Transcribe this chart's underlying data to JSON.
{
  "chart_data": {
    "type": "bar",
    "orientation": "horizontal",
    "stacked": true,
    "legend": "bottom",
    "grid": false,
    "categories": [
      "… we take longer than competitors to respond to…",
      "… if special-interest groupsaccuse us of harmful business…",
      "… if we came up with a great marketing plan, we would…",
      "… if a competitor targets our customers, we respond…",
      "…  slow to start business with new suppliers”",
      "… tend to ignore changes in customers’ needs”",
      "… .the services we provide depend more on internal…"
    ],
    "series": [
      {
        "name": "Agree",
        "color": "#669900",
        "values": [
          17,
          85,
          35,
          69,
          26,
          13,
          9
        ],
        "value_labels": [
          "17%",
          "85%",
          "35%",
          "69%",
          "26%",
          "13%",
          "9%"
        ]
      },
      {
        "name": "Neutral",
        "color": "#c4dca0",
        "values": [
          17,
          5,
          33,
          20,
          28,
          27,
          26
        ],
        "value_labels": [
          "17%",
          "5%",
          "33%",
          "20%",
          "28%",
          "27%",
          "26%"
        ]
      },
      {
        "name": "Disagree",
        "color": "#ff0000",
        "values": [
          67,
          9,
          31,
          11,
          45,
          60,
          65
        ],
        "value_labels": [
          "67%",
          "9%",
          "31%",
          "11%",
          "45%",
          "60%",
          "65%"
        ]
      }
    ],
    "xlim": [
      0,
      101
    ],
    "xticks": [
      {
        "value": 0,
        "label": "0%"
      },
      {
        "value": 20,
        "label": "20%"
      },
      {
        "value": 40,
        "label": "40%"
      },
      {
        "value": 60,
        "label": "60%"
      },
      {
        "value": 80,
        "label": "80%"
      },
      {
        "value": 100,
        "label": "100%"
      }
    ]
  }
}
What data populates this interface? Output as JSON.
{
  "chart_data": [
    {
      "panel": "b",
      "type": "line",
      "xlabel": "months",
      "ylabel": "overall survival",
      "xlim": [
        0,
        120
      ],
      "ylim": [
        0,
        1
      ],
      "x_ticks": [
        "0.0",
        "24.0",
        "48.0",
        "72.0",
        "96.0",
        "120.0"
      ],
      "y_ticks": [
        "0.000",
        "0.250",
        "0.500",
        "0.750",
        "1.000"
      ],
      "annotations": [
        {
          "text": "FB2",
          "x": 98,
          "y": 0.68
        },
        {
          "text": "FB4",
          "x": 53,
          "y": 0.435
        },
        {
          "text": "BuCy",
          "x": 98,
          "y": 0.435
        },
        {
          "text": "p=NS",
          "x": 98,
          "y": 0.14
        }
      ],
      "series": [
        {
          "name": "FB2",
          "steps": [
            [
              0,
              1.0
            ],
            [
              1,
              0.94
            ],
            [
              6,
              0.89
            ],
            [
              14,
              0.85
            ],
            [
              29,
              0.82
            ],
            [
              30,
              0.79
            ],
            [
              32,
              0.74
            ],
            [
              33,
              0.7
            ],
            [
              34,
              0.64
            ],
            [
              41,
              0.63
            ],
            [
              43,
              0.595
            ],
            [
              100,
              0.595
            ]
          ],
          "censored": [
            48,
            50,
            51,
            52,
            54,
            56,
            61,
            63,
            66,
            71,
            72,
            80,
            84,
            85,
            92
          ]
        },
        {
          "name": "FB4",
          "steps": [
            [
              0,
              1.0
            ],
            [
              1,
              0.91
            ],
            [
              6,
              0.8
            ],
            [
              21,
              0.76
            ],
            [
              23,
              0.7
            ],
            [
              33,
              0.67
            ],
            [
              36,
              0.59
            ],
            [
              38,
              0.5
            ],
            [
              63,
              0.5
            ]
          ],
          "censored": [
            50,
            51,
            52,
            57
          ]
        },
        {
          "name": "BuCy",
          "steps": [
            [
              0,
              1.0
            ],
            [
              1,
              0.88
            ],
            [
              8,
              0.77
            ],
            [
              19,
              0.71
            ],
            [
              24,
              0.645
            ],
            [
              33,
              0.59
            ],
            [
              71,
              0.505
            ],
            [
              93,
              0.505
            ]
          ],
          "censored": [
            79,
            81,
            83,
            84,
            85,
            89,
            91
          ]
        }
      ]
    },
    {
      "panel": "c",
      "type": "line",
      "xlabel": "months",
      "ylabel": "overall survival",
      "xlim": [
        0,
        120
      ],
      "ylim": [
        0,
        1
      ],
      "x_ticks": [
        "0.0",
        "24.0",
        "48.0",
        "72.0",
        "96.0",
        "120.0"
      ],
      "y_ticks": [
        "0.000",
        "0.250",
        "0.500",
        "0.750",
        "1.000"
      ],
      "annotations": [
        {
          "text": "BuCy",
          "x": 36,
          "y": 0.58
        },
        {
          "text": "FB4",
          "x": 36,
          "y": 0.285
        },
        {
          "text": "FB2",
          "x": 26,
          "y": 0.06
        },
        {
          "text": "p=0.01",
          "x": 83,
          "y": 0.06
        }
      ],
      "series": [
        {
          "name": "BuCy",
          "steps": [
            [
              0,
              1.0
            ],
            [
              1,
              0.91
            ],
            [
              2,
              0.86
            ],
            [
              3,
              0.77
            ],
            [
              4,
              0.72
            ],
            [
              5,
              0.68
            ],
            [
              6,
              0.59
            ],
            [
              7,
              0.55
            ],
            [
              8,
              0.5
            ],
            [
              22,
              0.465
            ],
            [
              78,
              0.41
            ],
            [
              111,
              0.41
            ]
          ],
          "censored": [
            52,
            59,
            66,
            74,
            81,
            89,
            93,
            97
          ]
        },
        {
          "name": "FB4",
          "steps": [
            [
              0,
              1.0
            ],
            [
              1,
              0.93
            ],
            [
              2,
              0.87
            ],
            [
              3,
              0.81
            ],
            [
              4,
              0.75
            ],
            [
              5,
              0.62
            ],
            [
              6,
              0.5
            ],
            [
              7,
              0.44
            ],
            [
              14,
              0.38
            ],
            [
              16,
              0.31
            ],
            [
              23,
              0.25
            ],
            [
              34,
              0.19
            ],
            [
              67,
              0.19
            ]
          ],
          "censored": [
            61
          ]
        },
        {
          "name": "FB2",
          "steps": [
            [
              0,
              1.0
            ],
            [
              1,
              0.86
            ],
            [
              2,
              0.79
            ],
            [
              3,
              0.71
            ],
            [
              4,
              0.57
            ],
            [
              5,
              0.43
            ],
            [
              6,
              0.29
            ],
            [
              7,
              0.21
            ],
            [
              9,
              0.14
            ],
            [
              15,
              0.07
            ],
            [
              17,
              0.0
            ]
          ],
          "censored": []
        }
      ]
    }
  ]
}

SET EXERCISE: Copy all of the data. Keep every word exactly as it is.

COMPLETE ANSWER:
Transcribe this chart's underlying data to JSON.
{
  "chart_data": {
    "type": "bar",
    "orientation": "horizontal",
    "stacked": true,
    "legend": "bottom",
    "grid": false,
    "categories": [
      "… we take longer than competitors to respond to…",
      "… if special-interest groupsaccuse us of harmful business…",
      "… if we came up with a great marketing plan, we would…",
      "… if a competitor targets our customers, we respond…",
      "…  slow to start business with new suppliers”",
      "… tend to ignore changes in customers’ needs”",
      "… .the services we provide depend more on internal…"
    ],
    "series": [
      {
        "name": "Agree",
        "color": "#669900",
        "values": [
          17,
          85,
          35,
          69,
          26,
          13,
          9
        ],
        "value_labels": [
          "17%",
          "85%",
          "35%",
          "69%",
          "26%",
          "13%",
          "9%"
        ]
      },
      {
        "name": "Neutral",
        "color": "#c4dca0",
        "values": [
          17,
          5,
          33,
          20,
          28,
          27,
          26
        ],
        "value_labels": [
          "17%",
          "5%",
          "33%",
          "20%",
          "28%",
          "27%",
          "26%"
        ]
      },
      {
        "name": "Disagree",
        "color": "#ff0000",
        "values": [
          67,
          9,
          31,
          11,
          45,
          60,
          65
        ],
        "value_labels": [
          "67%",
          "9%",
          "31%",
          "11%",
          "45%",
          "60%",
          "65%"
        ]
      }
    ],
    "xlim": [
      0,
      101
    ],
    "xticks": [
      {
        "value": 0,
        "label": "0%"
      },
      {
        "value": 20,
        "label": "20%"
      },
      {
        "value": 40,
        "label": "40%"
      },
      {
        "value": 60,
        "label": "60%"
      },
      {
        "value": 80,
        "label": "80%"
      },
      {
        "value": 100,
        "label": "100%"
      }
    ]
  }
}
What data populates this interface? Output as JSON.
{
  "chart_data": [
    {
      "panel": "b",
      "type": "line",
      "xlabel": "months",
      "ylabel": "overall survival",
      "xlim": [
        0,
        120
      ],
      "ylim": [
        0,
        1
      ],
      "x_ticks": [
        "0.0",
        "24.0",
        "48.0",
        "72.0",
        "96.0",
        "120.0"
      ],
      "y_ticks": [
        "0.000",
        "0.250",
        "0.500",
        "0.750",
        "1.000"
      ],
      "annotations": [
        {
          "text": "FB2",
          "x": 98,
          "y": 0.68
        },
        {
          "text": "FB4",
          "x": 53,
          "y": 0.435
        },
        {
          "text": "BuCy",
          "x": 98,
          "y": 0.435
        },
        {
          "text": "p=NS",
          "x": 98,
          "y": 0.14
        }
      ],
      "series": [
        {
          "name": "FB2",
          "steps": [
            [
              0,
              1.0
            ],
            [
              1,
              0.94
            ],
            [
              6,
              0.89
            ],
            [
              14,
              0.85
            ],
            [
              29,
              0.82
            ],
            [
              30,
              0.79
            ],
            [
              32,
              0.74
            ],
            [
              33,
              0.7
            ],
            [
              34,
              0.64
            ],
            [
              41,
              0.63
            ],
            [
              43,
              0.595
            ],
            [
              100,
              0.595
            ]
          ],
          "censored": [
            48,
            50,
            51,
            52,
            54,
            56,
            61,
            63,
            66,
            71,
            72,
            80,
            84,
            85,
            92
          ]
        },
        {
          "name": "FB4",
          "steps": [
            [
              0,
              1.0
            ],
            [
              1,
              0.91
            ],
            [
              6,
              0.8
            ],
            [
              21,
              0.76
            ],
            [
              23,
              0.7
            ],
            [
              33,
              0.67
            ],
            [
              36,
              0.59
            ],
            [
              38,
              0.5
            ],
            [
              63,
              0.5
            ]
          ],
          "censored": [
            50,
            51,
            52,
            57
          ]
        },
        {
          "name": "BuCy",
          "steps": [
            [
              0,
              1.0
            ],
            [
              1,
              0.88
            ],
            [
              8,
              0.77
            ],
            [
              19,
              0.71
            ],
            [
              24,
              0.645
            ],
            [
              33,
              0.59
            ],
            [
              71,
              0.505
            ],
            [
              93,
              0.505
            ]
          ],
          "censored": [
            79,
            81,
            83,
            84,
            85,
            89,
            91
          ]
        }
      ]
    },
    {
      "panel": "c",
      "type": "line",
      "xlabel": "months",
      "ylabel": "overall survival",
      "xlim": [
        0,
        120
      ],
      "ylim": [
        0,
        1
      ],
      "x_ticks": [
        "0.0",
        "24.0",
        "48.0",
        "72.0",
        "96.0",
        "120.0"
      ],
      "y_ticks": [
        "0.000",
        "0.250",
        "0.500",
        "0.750",
        "1.000"
      ],
      "annotations": [
        {
          "text": "BuCy",
          "x": 36,
          "y": 0.58
        },
        {
          "text": "FB4",
          "x": 36,
          "y": 0.285
        },
        {
          "text": "FB2",
          "x": 26,
          "y": 0.06
        },
        {
          "text": "p=0.01",
          "x": 83,
          "y": 0.06
        }
      ],
      "series": [
        {
          "name": "BuCy",
          "steps": [
            [
              0,
              1.0
            ],
            [
              1,
              0.91
            ],
            [
              2,
              0.86
            ],
            [
              3,
              0.77
            ],
            [
              4,
              0.72
            ],
            [
              5,
              0.68
            ],
            [
              6,
              0.59
            ],
            [
              7,
              0.55
            ],
            [
              8,
              0.5
            ],
            [
              22,
              0.465
            ],
            [
              78,
              0.41
            ],
            [
              111,
              0.41
            ]
          ],
          "censored": [
            52,
            59,
            66,
            74,
            81,
            89,
            93,
            97
          ]
        },
        {
          "name": "FB4",
          "steps": [
            [
              0,
              1.0
            ],
            [
              1,
              0.93
            ],
            [
              2,
              0.87
            ],
            [
              3,
              0.81
            ],
            [
              4,
              0.75
            ],
            [
              5,
              0.62
            ],
            [
              6,
              0.5
            ],
            [
              7,
              0.44
            ],
            [
              14,
              0.38
            ],
            [
              16,
              0.31
            ],
            [
              23,
              0.25
            ],
            [
              34,
              0.19
            ],
            [
              67,
              0.19
            ]
          ],
          "censored": [
            61
          ]
        },
        {
          "name": "FB2",
          "steps": [
            [
              0,
              1.0
            ],
            [
              1,
              0.86
            ],
            [
              2,
              0.79
            ],
            [
              3,
              0.71
            ],
            [
              4,
              0.57
            ],
            [
              5,
              0.43
            ],
            [
              6,
              0.29
            ],
            [
              7,
              0.21
            ],
            [
              9,
              0.14
            ],
            [
              15,
              0.07
            ],
            [
              17,
              0.0
            ]
          ],
          "censored": []
        }
      ]
    }
  ]
}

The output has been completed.